## What is needed
Skip the pictures. Reproduce all other material exactly.

[Collected data entries]
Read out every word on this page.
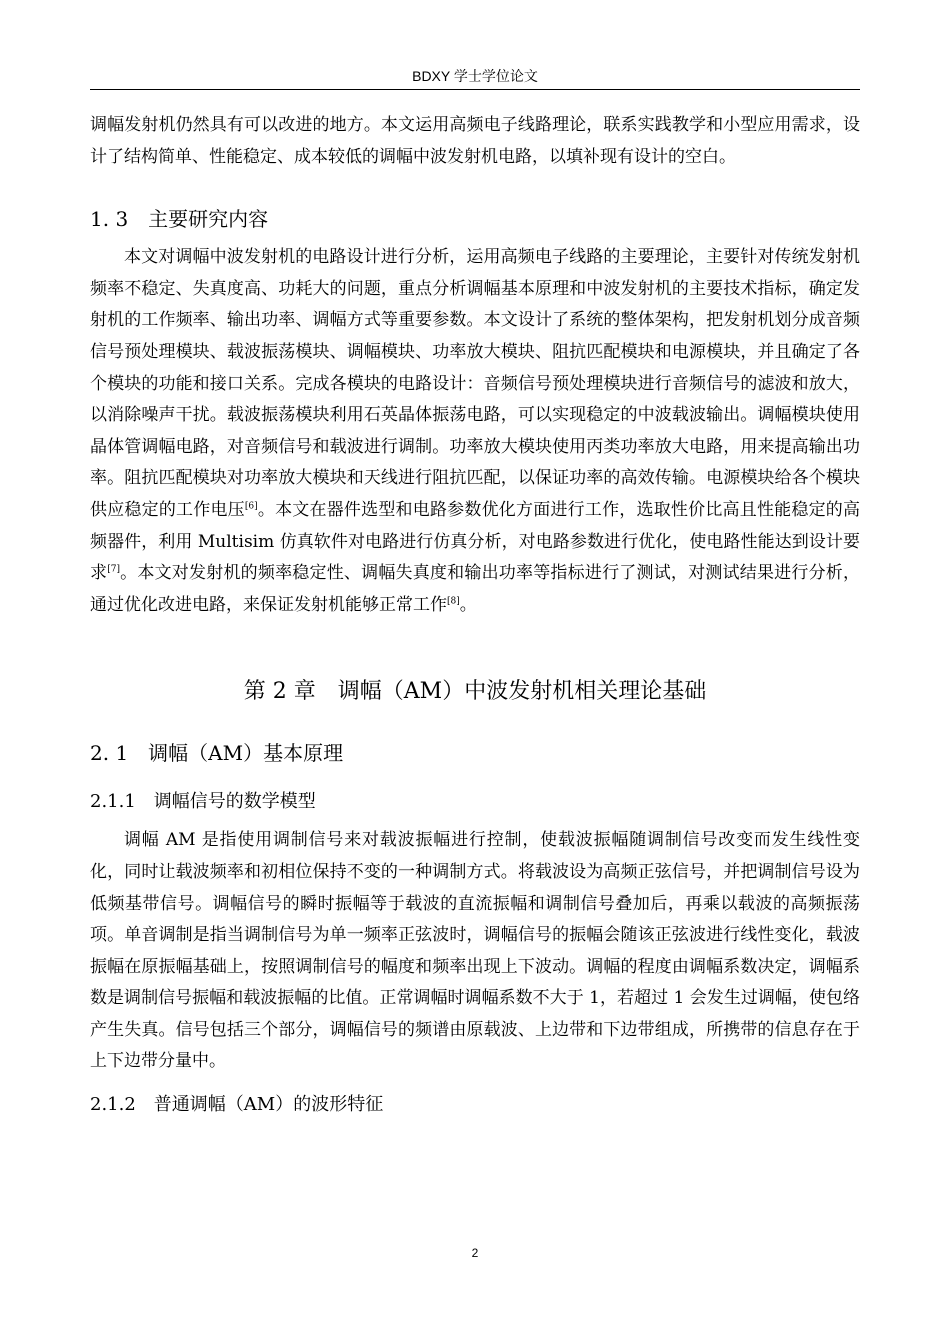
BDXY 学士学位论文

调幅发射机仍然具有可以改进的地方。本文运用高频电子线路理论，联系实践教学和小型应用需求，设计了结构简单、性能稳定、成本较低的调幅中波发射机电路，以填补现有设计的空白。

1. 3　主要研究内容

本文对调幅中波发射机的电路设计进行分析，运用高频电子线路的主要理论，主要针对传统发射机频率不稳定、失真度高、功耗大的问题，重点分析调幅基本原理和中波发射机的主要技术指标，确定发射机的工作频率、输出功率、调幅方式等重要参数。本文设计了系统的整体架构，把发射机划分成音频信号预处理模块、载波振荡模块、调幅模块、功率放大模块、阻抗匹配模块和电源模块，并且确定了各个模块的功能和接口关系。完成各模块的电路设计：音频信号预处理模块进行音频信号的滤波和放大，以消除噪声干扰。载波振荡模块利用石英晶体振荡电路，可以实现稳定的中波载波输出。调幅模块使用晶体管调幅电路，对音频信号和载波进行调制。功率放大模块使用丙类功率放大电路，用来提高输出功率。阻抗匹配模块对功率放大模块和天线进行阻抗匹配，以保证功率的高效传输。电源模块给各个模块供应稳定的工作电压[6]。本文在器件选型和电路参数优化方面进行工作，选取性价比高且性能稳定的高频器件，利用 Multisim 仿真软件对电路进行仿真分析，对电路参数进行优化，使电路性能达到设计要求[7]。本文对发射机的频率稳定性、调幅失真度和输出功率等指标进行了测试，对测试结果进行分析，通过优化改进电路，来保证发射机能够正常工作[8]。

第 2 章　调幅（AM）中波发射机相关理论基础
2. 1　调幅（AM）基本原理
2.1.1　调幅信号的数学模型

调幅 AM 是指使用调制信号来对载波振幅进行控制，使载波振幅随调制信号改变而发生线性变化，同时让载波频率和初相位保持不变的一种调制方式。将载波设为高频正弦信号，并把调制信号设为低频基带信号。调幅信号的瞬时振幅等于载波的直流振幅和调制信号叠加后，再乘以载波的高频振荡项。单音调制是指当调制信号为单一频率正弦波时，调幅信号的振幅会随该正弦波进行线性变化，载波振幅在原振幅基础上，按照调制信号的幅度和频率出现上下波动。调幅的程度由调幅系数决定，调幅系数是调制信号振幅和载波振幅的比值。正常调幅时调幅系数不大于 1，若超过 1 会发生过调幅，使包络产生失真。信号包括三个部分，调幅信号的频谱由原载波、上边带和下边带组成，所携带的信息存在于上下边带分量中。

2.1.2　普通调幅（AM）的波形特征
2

## The completed task
Read out every word on this page.
BDXY 学士学位论文

调幅发射机仍然具有可以改进的地方。本文运用高频电子线路理论，联系实践教学和小型应用需求，设计了结构简单、性能稳定、成本较低的调幅中波发射机电路，以填补现有设计的空白。

1. 3　主要研究内容

本文对调幅中波发射机的电路设计进行分析，运用高频电子线路的主要理论，主要针对传统发射机频率不稳定、失真度高、功耗大的问题，重点分析调幅基本原理和中波发射机的主要技术指标，确定发射机的工作频率、输出功率、调幅方式等重要参数。本文设计了系统的整体架构，把发射机划分成音频信号预处理模块、载波振荡模块、调幅模块、功率放大模块、阻抗匹配模块和电源模块，并且确定了各个模块的功能和接口关系。完成各模块的电路设计：音频信号预处理模块进行音频信号的滤波和放大，以消除噪声干扰。载波振荡模块利用石英晶体振荡电路，可以实现稳定的中波载波输出。调幅模块使用晶体管调幅电路，对音频信号和载波进行调制。功率放大模块使用丙类功率放大电路，用来提高输出功率。阻抗匹配模块对功率放大模块和天线进行阻抗匹配，以保证功率的高效传输。电源模块给各个模块供应稳定的工作电压[6]。本文在器件选型和电路参数优化方面进行工作，选取性价比高且性能稳定的高频器件，利用 Multisim 仿真软件对电路进行仿真分析，对电路参数进行优化，使电路性能达到设计要求[7]。本文对发射机的频率稳定性、调幅失真度和输出功率等指标进行了测试，对测试结果进行分析，通过优化改进电路，来保证发射机能够正常工作[8]。

第 2 章　调幅（AM）中波发射机相关理论基础
2. 1　调幅（AM）基本原理
2.1.1　调幅信号的数学模型

调幅 AM 是指使用调制信号来对载波振幅进行控制，使载波振幅随调制信号改变而发生线性变化，同时让载波频率和初相位保持不变的一种调制方式。将载波设为高频正弦信号，并把调制信号设为低频基带信号。调幅信号的瞬时振幅等于载波的直流振幅和调制信号叠加后，再乘以载波的高频振荡项。单音调制是指当调制信号为单一频率正弦波时，调幅信号的振幅会随该正弦波进行线性变化，载波振幅在原振幅基础上，按照调制信号的幅度和频率出现上下波动。调幅的程度由调幅系数决定，调幅系数是调制信号振幅和载波振幅的比值。正常调幅时调幅系数不大于 1，若超过 1 会发生过调幅，使包络产生失真。信号包括三个部分，调幅信号的频谱由原载波、上边带和下边带组成，所携带的信息存在于上下边带分量中。

2.1.2　普通调幅（AM）的波形特征
2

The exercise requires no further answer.